* **INFORMATION SHOWN**:
□ □ □ □ □ □ □

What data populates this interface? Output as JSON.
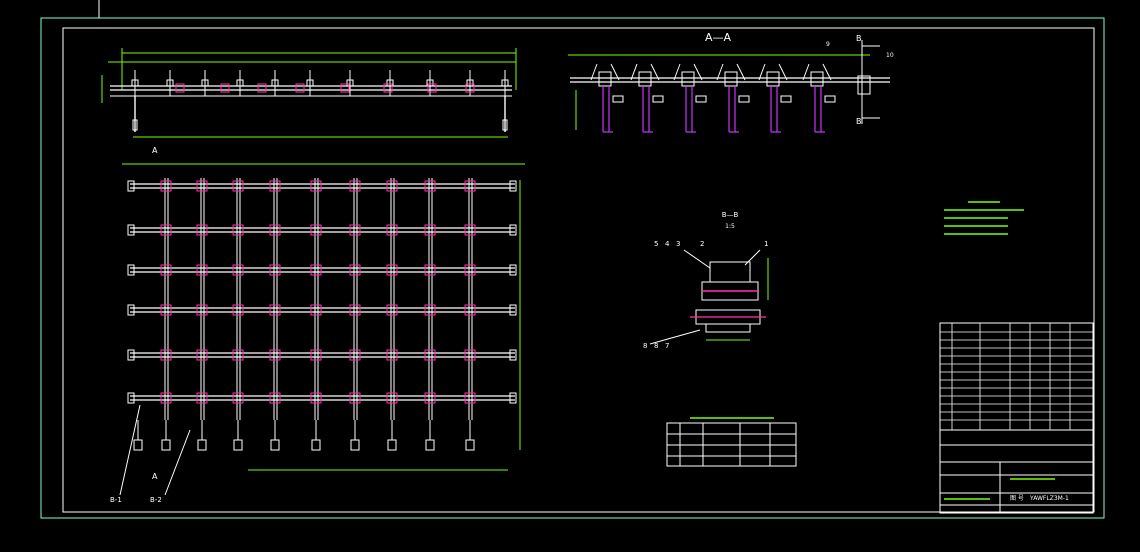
{
  "views": {
    "section_aa": {
      "title": "A—A"
    },
    "section_bb": {
      "title": "B—B",
      "scale": "1:5"
    },
    "section_markers": [
      "A",
      "A",
      "B",
      "B"
    ],
    "bottom_callouts": [
      "B-1",
      "B-2"
    ],
    "bb_callouts_top": [
      "5",
      "4",
      "3",
      "2",
      "1"
    ],
    "bb_callouts_bottom": [
      "8",
      "8",
      "7"
    ],
    "aa_callouts": [
      "9",
      "10"
    ]
  },
  "title_block": {
    "drawing_no_label": "图 号",
    "drawing_no": "YAWFLZ3M-1"
  },
  "colors": {
    "background": "#000000",
    "frame": "#7fffd4",
    "dimension": "#7cfc00",
    "geometry": "#ffffff",
    "highlight": "#ff33aa",
    "purple": "#cc33ff",
    "callout": "#ffffff"
  }
}
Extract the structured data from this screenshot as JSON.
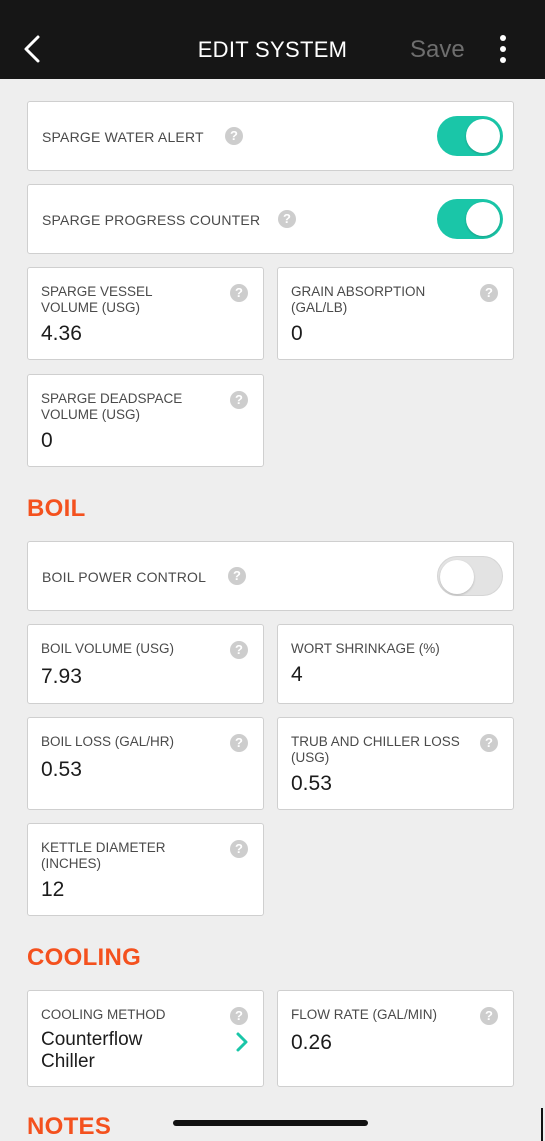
{
  "header": {
    "title": "EDIT SYSTEM",
    "save_label": "Save",
    "back_icon": "chevron-left-icon",
    "more_icon": "more-vertical-icon"
  },
  "colors": {
    "header_bg": "#161616",
    "accent": "#1ac6a8",
    "section_title": "#f4511e",
    "background": "#eeeeee"
  },
  "sparge": {
    "water_alert": {
      "label": "SPARGE WATER ALERT",
      "enabled": true
    },
    "progress_counter": {
      "label": "SPARGE PROGRESS COUNTER",
      "enabled": true
    },
    "vessel_volume": {
      "label": "SPARGE VESSEL VOLUME (USG)",
      "value": "4.36"
    },
    "grain_absorption": {
      "label": "GRAIN ABSORPTION (GAL/LB)",
      "value": "0"
    },
    "deadspace_volume": {
      "label": "SPARGE DEADSPACE VOLUME (USG)",
      "value": "0"
    }
  },
  "boil": {
    "title": "BOIL",
    "power_control": {
      "label": "BOIL POWER CONTROL",
      "enabled": false
    },
    "boil_volume": {
      "label": "BOIL VOLUME (USG)",
      "value": "7.93"
    },
    "wort_shrinkage": {
      "label": "WORT SHRINKAGE (%)",
      "value": "4"
    },
    "boil_loss": {
      "label": "BOIL LOSS (GAL/HR)",
      "value": "0.53"
    },
    "trub_chiller_loss": {
      "label": "TRUB AND CHILLER LOSS (USG)",
      "value": "0.53"
    },
    "kettle_diameter": {
      "label": "KETTLE DIAMETER (INCHES)",
      "value": "12"
    }
  },
  "cooling": {
    "title": "COOLING",
    "method": {
      "label": "COOLING METHOD",
      "value_line1": "Counterflow",
      "value_line2": "Chiller"
    },
    "flow_rate": {
      "label": "FLOW RATE (GAL/MIN)",
      "value": "0.26"
    }
  },
  "notes": {
    "title": "NOTES"
  },
  "help_glyph": "?"
}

□ □ □ □ □ □ □

* **DIRECTION**: Give every record again exactly, apart from the pictures, which stay out.

* **THE REPLY**:
What data populates this interface? Output as JSON.
{
  "views": {
    "section_aa": {
      "title": "A—A"
    },
    "section_bb": {
      "title": "B—B",
      "scale": "1:5"
    },
    "section_markers": [
      "A",
      "A",
      "B",
      "B"
    ],
    "bottom_callouts": [
      "B-1",
      "B-2"
    ],
    "bb_callouts_top": [
      "5",
      "4",
      "3",
      "2",
      "1"
    ],
    "bb_callouts_bottom": [
      "8",
      "8",
      "7"
    ],
    "aa_callouts": [
      "9",
      "10"
    ]
  },
  "title_block": {
    "drawing_no_label": "图 号",
    "drawing_no": "YAWFLZ3M-1"
  },
  "colors": {
    "background": "#000000",
    "frame": "#7fffd4",
    "dimension": "#7cfc00",
    "geometry": "#ffffff",
    "highlight": "#ff33aa",
    "purple": "#cc33ff",
    "callout": "#ffffff"
  }
}
Extract the structured data from this screenshot as JSON.
{
  "header": {
    "title": "EDIT SYSTEM",
    "save_label": "Save",
    "back_icon": "chevron-left-icon",
    "more_icon": "more-vertical-icon"
  },
  "colors": {
    "header_bg": "#161616",
    "accent": "#1ac6a8",
    "section_title": "#f4511e",
    "background": "#eeeeee"
  },
  "sparge": {
    "water_alert": {
      "label": "SPARGE WATER ALERT",
      "enabled": true
    },
    "progress_counter": {
      "label": "SPARGE PROGRESS COUNTER",
      "enabled": true
    },
    "vessel_volume": {
      "label": "SPARGE VESSEL VOLUME (USG)",
      "value": "4.36"
    },
    "grain_absorption": {
      "label": "GRAIN ABSORPTION (GAL/LB)",
      "value": "0"
    },
    "deadspace_volume": {
      "label": "SPARGE DEADSPACE VOLUME (USG)",
      "value": "0"
    }
  },
  "boil": {
    "title": "BOIL",
    "power_control": {
      "label": "BOIL POWER CONTROL",
      "enabled": false
    },
    "boil_volume": {
      "label": "BOIL VOLUME (USG)",
      "value": "7.93"
    },
    "wort_shrinkage": {
      "label": "WORT SHRINKAGE (%)",
      "value": "4"
    },
    "boil_loss": {
      "label": "BOIL LOSS (GAL/HR)",
      "value": "0.53"
    },
    "trub_chiller_loss": {
      "label": "TRUB AND CHILLER LOSS (USG)",
      "value": "0.53"
    },
    "kettle_diameter": {
      "label": "KETTLE DIAMETER (INCHES)",
      "value": "12"
    }
  },
  "cooling": {
    "title": "COOLING",
    "method": {
      "label": "COOLING METHOD",
      "value_line1": "Counterflow",
      "value_line2": "Chiller"
    },
    "flow_rate": {
      "label": "FLOW RATE (GAL/MIN)",
      "value": "0.26"
    }
  },
  "notes": {
    "title": "NOTES"
  },
  "help_glyph": "?"
}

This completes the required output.